*YOUR GOAL:* Transcribe the records exactly. Pictures do not belong in the transcription.

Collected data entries
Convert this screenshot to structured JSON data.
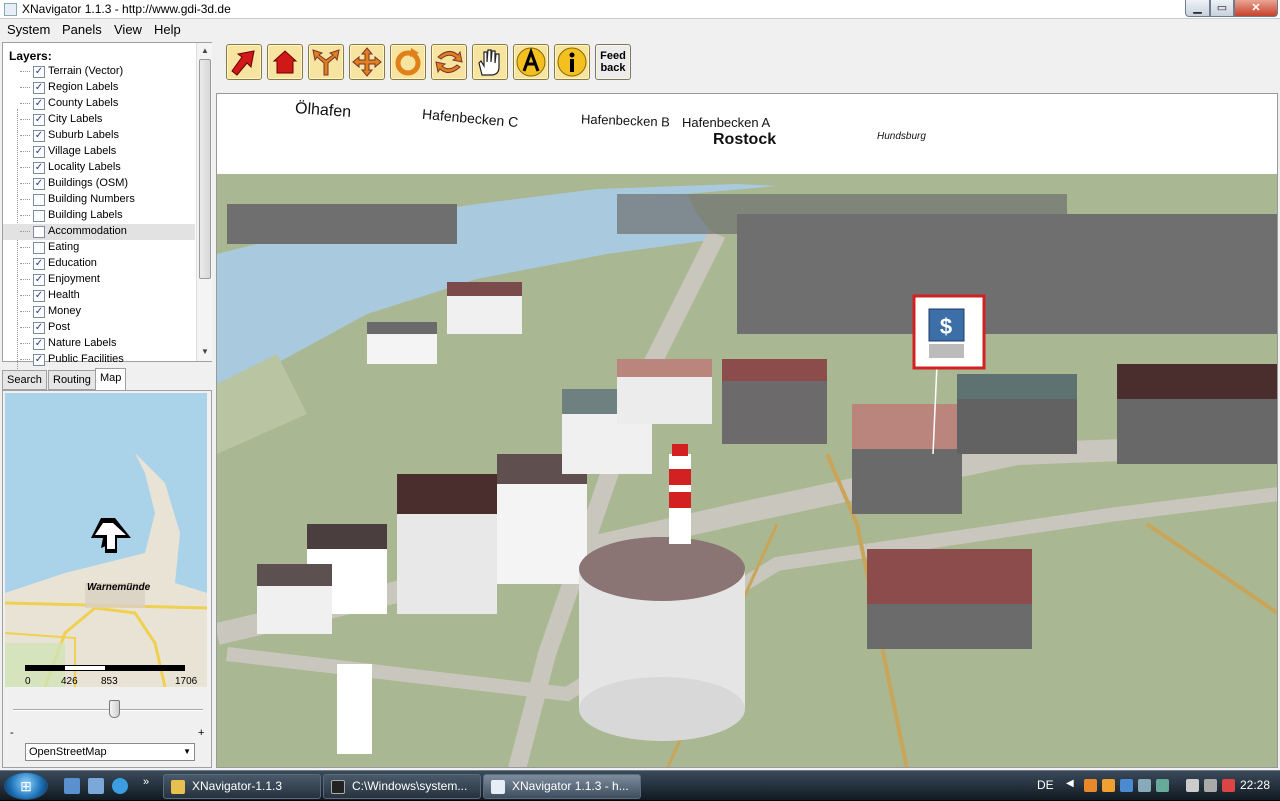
{
  "window": {
    "title": "XNavigator 1.1.3 - http://www.gdi-3d.de"
  },
  "menu": [
    "System",
    "Panels",
    "View",
    "Help"
  ],
  "layers": {
    "header": "Layers:",
    "items": [
      {
        "label": "Terrain (Vector)",
        "checked": true
      },
      {
        "label": "Region Labels",
        "checked": true
      },
      {
        "label": "County Labels",
        "checked": true
      },
      {
        "label": "City Labels",
        "checked": true
      },
      {
        "label": "Suburb Labels",
        "checked": true
      },
      {
        "label": "Village Labels",
        "checked": true
      },
      {
        "label": "Locality Labels",
        "checked": true
      },
      {
        "label": "Buildings (OSM)",
        "checked": true
      },
      {
        "label": "Building Numbers",
        "checked": false
      },
      {
        "label": "Building Labels",
        "checked": false
      },
      {
        "label": "Accommodation",
        "checked": false,
        "selected": true
      },
      {
        "label": "Eating",
        "checked": false
      },
      {
        "label": "Education",
        "checked": true
      },
      {
        "label": "Enjoyment",
        "checked": true
      },
      {
        "label": "Health",
        "checked": true
      },
      {
        "label": "Money",
        "checked": true
      },
      {
        "label": "Post",
        "checked": true
      },
      {
        "label": "Nature Labels",
        "checked": true
      },
      {
        "label": "Public Facilities",
        "checked": true
      }
    ]
  },
  "tabs": [
    "Search",
    "Routing",
    "Map"
  ],
  "active_tab": "Map",
  "minimap": {
    "place_label": "Warnemünde",
    "scale": [
      "0",
      "426",
      "853",
      "1706"
    ],
    "zoom_minus": "-",
    "zoom_plus": "+",
    "map_source": "OpenStreetMap"
  },
  "toolbar": {
    "feedback_label": "Feed back",
    "tools": [
      "fly-icon",
      "home-icon",
      "split-icon",
      "move-icon",
      "rotate-icon",
      "turn-icon",
      "hand-icon",
      "text-icon",
      "info-icon"
    ]
  },
  "scene": {
    "labels": [
      {
        "text": "Ölhafen"
      },
      {
        "text": "Hafenbecken C"
      },
      {
        "text": "Hafenbecken B"
      },
      {
        "text": "Hafenbecken A"
      },
      {
        "text": "Rostock"
      },
      {
        "text": "Hundsburg"
      }
    ]
  },
  "taskbar": {
    "tasks": [
      {
        "label": "XNavigator-1.1.3",
        "active": false
      },
      {
        "label": "C:\\Windows\\system...",
        "active": false
      },
      {
        "label": "XNavigator 1.1.3 - h...",
        "active": true
      }
    ],
    "lang": "DE",
    "clock": "22:28"
  },
  "colors": {
    "ground": "#a9b892",
    "water": "#a9c9df",
    "roads": "#c9c7bd",
    "sky": "#ffffff",
    "accent_red": "#d32020"
  }
}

*RESULT OF THIS EXERCISE:*
Convert this screenshot to structured JSON data.
{
  "window": {
    "title": "XNavigator 1.1.3 - http://www.gdi-3d.de"
  },
  "menu": [
    "System",
    "Panels",
    "View",
    "Help"
  ],
  "layers": {
    "header": "Layers:",
    "items": [
      {
        "label": "Terrain (Vector)",
        "checked": true
      },
      {
        "label": "Region Labels",
        "checked": true
      },
      {
        "label": "County Labels",
        "checked": true
      },
      {
        "label": "City Labels",
        "checked": true
      },
      {
        "label": "Suburb Labels",
        "checked": true
      },
      {
        "label": "Village Labels",
        "checked": true
      },
      {
        "label": "Locality Labels",
        "checked": true
      },
      {
        "label": "Buildings (OSM)",
        "checked": true
      },
      {
        "label": "Building Numbers",
        "checked": false
      },
      {
        "label": "Building Labels",
        "checked": false
      },
      {
        "label": "Accommodation",
        "checked": false,
        "selected": true
      },
      {
        "label": "Eating",
        "checked": false
      },
      {
        "label": "Education",
        "checked": true
      },
      {
        "label": "Enjoyment",
        "checked": true
      },
      {
        "label": "Health",
        "checked": true
      },
      {
        "label": "Money",
        "checked": true
      },
      {
        "label": "Post",
        "checked": true
      },
      {
        "label": "Nature Labels",
        "checked": true
      },
      {
        "label": "Public Facilities",
        "checked": true
      }
    ]
  },
  "tabs": [
    "Search",
    "Routing",
    "Map"
  ],
  "active_tab": "Map",
  "minimap": {
    "place_label": "Warnemünde",
    "scale": [
      "0",
      "426",
      "853",
      "1706"
    ],
    "zoom_minus": "-",
    "zoom_plus": "+",
    "map_source": "OpenStreetMap"
  },
  "toolbar": {
    "feedback_label": "Feed back",
    "tools": [
      "fly-icon",
      "home-icon",
      "split-icon",
      "move-icon",
      "rotate-icon",
      "turn-icon",
      "hand-icon",
      "text-icon",
      "info-icon"
    ]
  },
  "scene": {
    "labels": [
      {
        "text": "Ölhafen"
      },
      {
        "text": "Hafenbecken C"
      },
      {
        "text": "Hafenbecken B"
      },
      {
        "text": "Hafenbecken A"
      },
      {
        "text": "Rostock"
      },
      {
        "text": "Hundsburg"
      }
    ]
  },
  "taskbar": {
    "tasks": [
      {
        "label": "XNavigator-1.1.3",
        "active": false
      },
      {
        "label": "C:\\Windows\\system...",
        "active": false
      },
      {
        "label": "XNavigator 1.1.3 - h...",
        "active": true
      }
    ],
    "lang": "DE",
    "clock": "22:28"
  },
  "colors": {
    "ground": "#a9b892",
    "water": "#a9c9df",
    "roads": "#c9c7bd",
    "sky": "#ffffff",
    "accent_red": "#d32020"
  }
}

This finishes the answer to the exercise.